[START OF Provided data]

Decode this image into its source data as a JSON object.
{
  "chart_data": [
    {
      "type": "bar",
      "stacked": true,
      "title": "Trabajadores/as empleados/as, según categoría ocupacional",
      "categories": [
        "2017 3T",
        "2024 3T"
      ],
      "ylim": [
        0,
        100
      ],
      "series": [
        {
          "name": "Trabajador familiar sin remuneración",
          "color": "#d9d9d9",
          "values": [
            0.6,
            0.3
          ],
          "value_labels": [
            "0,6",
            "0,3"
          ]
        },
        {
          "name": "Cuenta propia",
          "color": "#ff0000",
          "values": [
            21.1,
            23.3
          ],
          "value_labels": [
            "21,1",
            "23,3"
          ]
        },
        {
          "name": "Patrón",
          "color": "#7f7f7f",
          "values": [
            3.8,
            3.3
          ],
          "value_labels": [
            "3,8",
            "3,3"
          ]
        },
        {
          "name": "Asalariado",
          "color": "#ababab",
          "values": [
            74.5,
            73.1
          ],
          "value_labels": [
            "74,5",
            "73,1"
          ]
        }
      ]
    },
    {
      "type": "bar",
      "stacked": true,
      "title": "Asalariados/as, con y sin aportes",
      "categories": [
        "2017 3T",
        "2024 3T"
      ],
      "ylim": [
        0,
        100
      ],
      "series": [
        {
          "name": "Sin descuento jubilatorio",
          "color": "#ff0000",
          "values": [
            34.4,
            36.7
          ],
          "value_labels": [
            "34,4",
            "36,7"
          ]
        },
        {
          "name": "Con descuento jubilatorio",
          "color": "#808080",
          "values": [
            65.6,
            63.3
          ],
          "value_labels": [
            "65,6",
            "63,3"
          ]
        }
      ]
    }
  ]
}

[END OF Provided data]

(Task):
What is the number of lines above that hold the string "jubilatorio"? Answer with that number alone.

(Written reply):
2